**DIRECTIONS:**
Can you recast each line of the items below as a Markdown table with two columns, Row for a running number and Line for the line itself? Leave out any blank lines.

**RECORDS SUPPLIED:**
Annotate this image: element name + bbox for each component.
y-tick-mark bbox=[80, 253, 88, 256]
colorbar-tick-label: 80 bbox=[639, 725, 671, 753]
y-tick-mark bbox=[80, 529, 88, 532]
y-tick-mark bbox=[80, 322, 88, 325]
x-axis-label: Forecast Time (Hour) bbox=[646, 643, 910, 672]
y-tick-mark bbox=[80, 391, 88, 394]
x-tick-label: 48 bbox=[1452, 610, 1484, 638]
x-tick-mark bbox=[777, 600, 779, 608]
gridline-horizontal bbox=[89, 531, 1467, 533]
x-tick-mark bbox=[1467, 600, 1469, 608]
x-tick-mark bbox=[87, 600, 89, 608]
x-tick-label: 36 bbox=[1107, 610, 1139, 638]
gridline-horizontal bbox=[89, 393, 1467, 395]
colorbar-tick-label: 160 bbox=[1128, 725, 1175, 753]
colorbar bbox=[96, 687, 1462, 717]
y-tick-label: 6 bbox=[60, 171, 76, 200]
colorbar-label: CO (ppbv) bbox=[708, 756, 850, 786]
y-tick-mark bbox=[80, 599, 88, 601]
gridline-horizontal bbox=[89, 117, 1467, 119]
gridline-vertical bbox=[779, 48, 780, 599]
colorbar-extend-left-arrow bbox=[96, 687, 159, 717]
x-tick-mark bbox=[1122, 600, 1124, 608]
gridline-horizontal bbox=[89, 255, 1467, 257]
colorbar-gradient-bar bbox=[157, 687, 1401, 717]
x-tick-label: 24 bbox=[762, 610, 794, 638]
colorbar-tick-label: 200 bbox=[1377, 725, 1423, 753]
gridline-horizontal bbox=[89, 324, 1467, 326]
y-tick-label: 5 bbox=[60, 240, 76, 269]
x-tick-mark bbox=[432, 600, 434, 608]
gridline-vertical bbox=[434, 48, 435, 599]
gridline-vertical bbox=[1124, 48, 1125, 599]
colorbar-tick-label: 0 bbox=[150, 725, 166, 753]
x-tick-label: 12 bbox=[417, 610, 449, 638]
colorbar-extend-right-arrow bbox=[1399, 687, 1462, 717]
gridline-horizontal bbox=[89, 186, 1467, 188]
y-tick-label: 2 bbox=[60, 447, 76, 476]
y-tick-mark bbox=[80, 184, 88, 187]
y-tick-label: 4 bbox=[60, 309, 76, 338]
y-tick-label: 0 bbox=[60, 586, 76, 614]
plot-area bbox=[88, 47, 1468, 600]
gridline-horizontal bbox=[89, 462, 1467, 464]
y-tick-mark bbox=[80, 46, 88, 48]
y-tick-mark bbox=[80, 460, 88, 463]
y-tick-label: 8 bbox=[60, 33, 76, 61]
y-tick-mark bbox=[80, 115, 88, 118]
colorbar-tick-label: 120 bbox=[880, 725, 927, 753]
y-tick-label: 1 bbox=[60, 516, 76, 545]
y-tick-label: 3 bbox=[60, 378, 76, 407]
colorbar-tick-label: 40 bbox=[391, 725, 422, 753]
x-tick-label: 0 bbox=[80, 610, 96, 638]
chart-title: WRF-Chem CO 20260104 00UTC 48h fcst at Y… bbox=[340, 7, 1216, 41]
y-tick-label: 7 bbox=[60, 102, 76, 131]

**FULL RESPONSE:**
| Row | Line |
|---|---|
| 1 | Annotate this image: element name + bbox for each component. |
| 2 | y-tick-mark bbox=[80, 253, 88, 256] |
| 3 | colorbar-tick-label: 80 bbox=[639, 725, 671, 753] |
| 4 | y-tick-mark bbox=[80, 529, 88, 532] |
| 5 | y-tick-mark bbox=[80, 322, 88, 325] |
| 6 | x-axis-label: Forecast Time (Hour) bbox=[646, 643, 910, 672] |
| 7 | y-tick-mark bbox=[80, 391, 88, 394] |
| 8 | x-tick-label: 48 bbox=[1452, 610, 1484, 638] |
| 9 | x-tick-mark bbox=[777, 600, 779, 608] |
| 10 | gridline-horizontal bbox=[89, 531, 1467, 533] |
| 11 | x-tick-mark bbox=[1467, 600, 1469, 608] |
| 12 | x-tick-mark bbox=[87, 600, 89, 608] |
| 13 | x-tick-label: 36 bbox=[1107, 610, 1139, 638] |
| 14 | gridline-horizontal bbox=[89, 393, 1467, 395] |
| 15 | colorbar-tick-label: 160 bbox=[1128, 725, 1175, 753] |
| 16 | colorbar bbox=[96, 687, 1462, 717] |
| 17 | y-tick-label: 6 bbox=[60, 171, 76, 200] |
| 18 | colorbar-label: CO (ppbv) bbox=[708, 756, 850, 786] |
| 19 | y-tick-mark bbox=[80, 599, 88, 601] |
| 20 | gridline-horizontal bbox=[89, 117, 1467, 119] |
| 21 | gridline-vertical bbox=[779, 48, 780, 599] |
| 22 | colorbar-extend-left-arrow bbox=[96, 687, 159, 717] |
| 23 | x-tick-mark bbox=[1122, 600, 1124, 608] |
| 24 | gridline-horizontal bbox=[89, 255, 1467, 257] |
| 25 | colorbar-gradient-bar bbox=[157, 687, 1401, 717] |
| 26 | x-tick-label: 24 bbox=[762, 610, 794, 638] |
| 27 | colorbar-tick-label: 200 bbox=[1377, 725, 1423, 753] |
| 28 | gridline-horizontal bbox=[89, 324, 1467, 326] |
| 29 | y-tick-label: 5 bbox=[60, 240, 76, 269] |
| 30 | x-tick-mark bbox=[432, 600, 434, 608] |
| 31 | gridline-vertical bbox=[434, 48, 435, 599] |
| 32 | gridline-vertical bbox=[1124, 48, 1125, 599] |
| 33 | colorbar-tick-label: 0 bbox=[150, 725, 166, 753] |
| 34 | x-tick-label: 12 bbox=[417, 610, 449, 638] |
| 35 | colorbar-extend-right-arrow bbox=[1399, 687, 1462, 717] |
| 36 | gridline-horizontal bbox=[89, 186, 1467, 188] |
| 37 | y-tick-label: 2 bbox=[60, 447, 76, 476] |
| 38 | y-tick-mark bbox=[80, 184, 88, 187] |
| 39 | y-tick-label: 4 bbox=[60, 309, 76, 338] |
| 40 | y-tick-label: 0 bbox=[60, 586, 76, 614] |
| 41 | plot-area bbox=[88, 47, 1468, 600] |
| 42 | gridline-horizontal bbox=[89, 462, 1467, 464] |
| 43 | y-tick-mark bbox=[80, 46, 88, 48] |
| 44 | y-tick-mark bbox=[80, 460, 88, 463] |
| 45 | y-tick-label: 8 bbox=[60, 33, 76, 61] |
| 46 | y-tick-mark bbox=[80, 115, 88, 118] |
| 47 | colorbar-tick-label: 120 bbox=[880, 725, 927, 753] |
| 48 | y-tick-label: 1 bbox=[60, 516, 76, 545] |
| 49 | y-tick-label: 3 bbox=[60, 378, 76, 407] |
| 50 | colorbar-tick-label: 40 bbox=[391, 725, 422, 753] |
| 51 | x-tick-label: 0 bbox=[80, 610, 96, 638] |
| 52 | chart-title: WRF-Chem CO 20260104 00UTC 48h fcst at Y… bbox=[340, 7, 1216, 41] |
| 53 | y-tick-label: 7 bbox=[60, 102, 76, 131] |